__BRIEF__.
Search the material below for the string "제출하여야" and list each line that holds it.

__SUPPLIED DATA__.
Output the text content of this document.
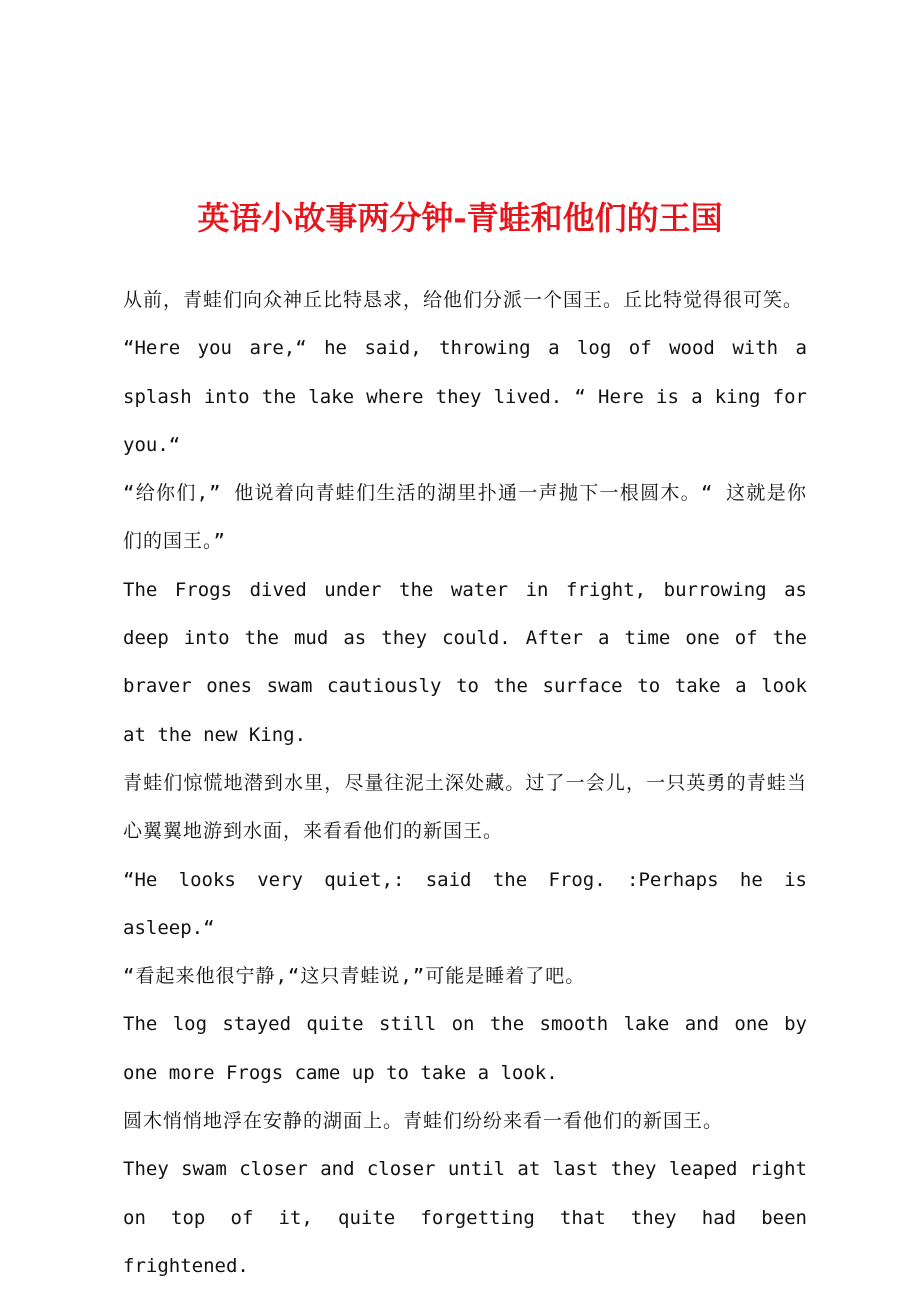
英语小故事两分钟-青蛙和他们的王国

从前，青蛙们向众神丘比特恳求，给他们分派一个国王。丘比特觉得很可笑。

“Here you are,“ he said, throwing a log of wood with a splash into the lake where they lived. “ Here is a king for you.“

“给你们,” 他说着向青蛙们生活的湖里扑通一声抛下一根圆木。“ 这就是你们的国王。”

The Frogs dived under the water in fright, burrowing as deep into the mud as they could. After a time one of the braver ones swam cautiously to the surface to take a look at the new King.

青蛙们惊慌地潜到水里，尽量往泥土深处藏。过了一会儿，一只英勇的青蛙当心翼翼地游到水面，来看看他们的新国王。

“He looks very quiet,: said the Frog. :Perhaps he is asleep.“

“看起来他很宁静,“这只青蛙说,”可能是睡着了吧。

The log stayed quite still on the smooth lake and one by one more Frogs came up to take a look.

圆木悄悄地浮在安静的湖面上。青蛙们纷纷来看一看他们的新国王。

They swam closer and closer until at last they leaped right on top of it, quite forgetting that they had been frightened.
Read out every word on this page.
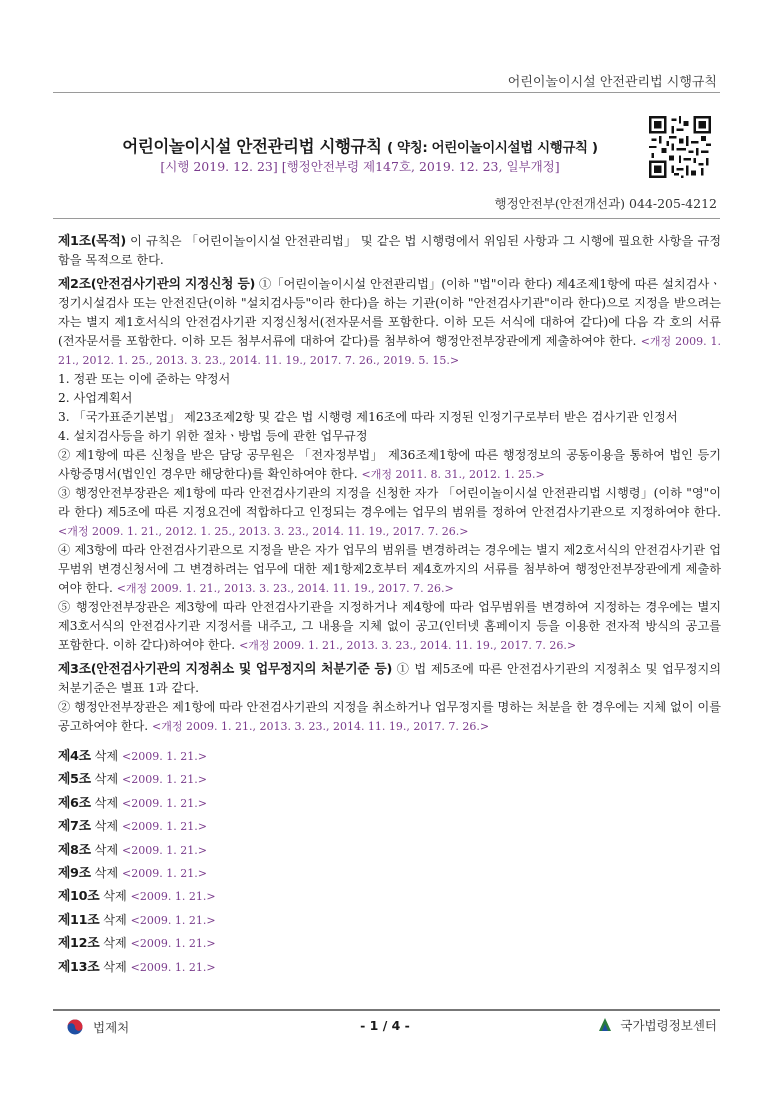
어린이놀이시설 안전관리법 시행규칙
어린이놀이시설 안전관리법 시행규칙 ( 약칭: 어린이놀이시설법 시행규칙 )
[시행 2019. 12. 23] [행정안전부령 제147호, 2019. 12. 23, 일부개정]
행정안전부(안전개선과) 044-205-4212

제1조(목적) 이 규칙은 「어린이놀이시설 안전관리법」 및 같은 법 시행령에서 위임된 사항과 그 시행에 필요한 사항을 규정함을 목적으로 한다.

제2조(안전검사기관의 지정신청 등) ①「어린이놀이시설 안전관리법」(이하 "법"이라 한다) 제4조제1항에 따른 설치검사ㆍ정기시설검사 또는 안전진단(이하 "설치검사등"이라 한다)을 하는 기관(이하 "안전검사기관"이라 한다)으로 지정을 받으려는 자는 별지 제1호서식의 안전검사기관 지정신청서(전자문서를 포함한다. 이하 모든 서식에 대하여 같다)에 다음 각 호의 서류(전자문서를 포함한다. 이하 모든 첨부서류에 대하여 같다)를 첨부하여 행정안전부장관에게 제출하여야 한다. <개정 2009. 1. 21., 2012. 1. 25., 2013. 3. 23., 2014. 11. 19., 2017. 7. 26., 2019. 5. 15.>

1. 정관 또는 이에 준하는 약정서

2. 사업계획서

3. 「국가표준기본법」 제23조제2항 및 같은 법 시행령 제16조에 따라 지정된 인정기구로부터 받은 검사기관 인정서

4. 설치검사등을 하기 위한 절차ㆍ방법 등에 관한 업무규정

② 제1항에 따른 신청을 받은 담당 공무원은 「전자정부법」 제36조제1항에 따른 행정정보의 공동이용을 통하여 법인 등기사항증명서(법인인 경우만 해당한다)를 확인하여야 한다. <개정 2011. 8. 31., 2012. 1. 25.>

③ 행정안전부장관은 제1항에 따라 안전검사기관의 지정을 신청한 자가 「어린이놀이시설 안전관리법 시행령」(이하 "영"이라 한다) 제5조에 따른 지정요건에 적합하다고 인정되는 경우에는 업무의 범위를 정하여 안전검사기관으로 지정하여야 한다. <개정 2009. 1. 21., 2012. 1. 25., 2013. 3. 23., 2014. 11. 19., 2017. 7. 26.>

④ 제3항에 따라 안전검사기관으로 지정을 받은 자가 업무의 범위를 변경하려는 경우에는 별지 제2호서식의 안전검사기관 업무범위 변경신청서에 그 변경하려는 업무에 대한 제1항제2호부터 제4호까지의 서류를 첨부하여 행정안전부장관에게 제출하여야 한다. <개정 2009. 1. 21., 2013. 3. 23., 2014. 11. 19., 2017. 7. 26.>

⑤ 행정안전부장관은 제3항에 따라 안전검사기관을 지정하거나 제4항에 따라 업무범위를 변경하여 지정하는 경우에는 별지 제3호서식의 안전검사기관 지정서를 내주고, 그 내용을 지체 없이 공고(인터넷 홈페이지 등을 이용한 전자적 방식의 공고를 포함한다. 이하 같다)하여야 한다. <개정 2009. 1. 21., 2013. 3. 23., 2014. 11. 19., 2017. 7. 26.>

제3조(안전검사기관의 지정취소 및 업무정지의 처분기준 등) ① 법 제5조에 따른 안전검사기관의 지정취소 및 업무정지의 처분기준은 별표 1과 같다.

② 행정안전부장관은 제1항에 따라 안전검사기관의 지정을 취소하거나 업무정지를 명하는 처분을 한 경우에는 지체 없이 이를 공고하여야 한다. <개정 2009. 1. 21., 2013. 3. 23., 2014. 11. 19., 2017. 7. 26.>

제4조 삭제 <2009. 1. 21.>
제5조 삭제 <2009. 1. 21.>
제6조 삭제 <2009. 1. 21.>
제7조 삭제 <2009. 1. 21.>
제8조 삭제 <2009. 1. 21.>
제9조 삭제 <2009. 1. 21.>
제10조 삭제 <2009. 1. 21.>
제11조 삭제 <2009. 1. 21.>
제12조 삭제 <2009. 1. 21.>
제13조 삭제 <2009. 1. 21.>
법제처	- 1 / 4 -	국가법령정보센터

__ANSWER TO THE EXERCISE__.
제2조(안전검사기관의 지정신청 등) ①「어린이놀이시설 안전관리법」(이하 "법"이라 한다) 제4조제1항에 따른 설치검사ㆍ정기시설검사 또는 안전진단(이하 "설치검사등"이라 한다)을 하는 기관(이하 "안전검사기관"이라 한다)으로 지정을 받으려는 자는 별지 제1호서식의 안전검사기관 지정신청서(전자문서를 포함한다. 이하 모든 서식에 대하여 같다)에 다음 각 호의 서류(전자문서를 포함한다. 이하 모든 첨부서류에 대하여 같다)를 첨부하여 행정안전부장관에게 제출하여야 한다. <개정 2009. 1. 21., 2012. 1. 25., 2013. 3. 23., 2014. 11. 19., 2017. 7. 26., 2019. 5. 15.>
④ 제3항에 따라 안전검사기관으로 지정을 받은 자가 업무의 범위를 변경하려는 경우에는 별지 제2호서식의 안전검사기관 업무범위 변경신청서에 그 변경하려는 업무에 대한 제1항제2호부터 제4호까지의 서류를 첨부하여 행정안전부장관에게 제출하여야 한다. <개정 2009. 1. 21., 2013. 3. 23., 2014. 11. 19., 2017. 7. 26.>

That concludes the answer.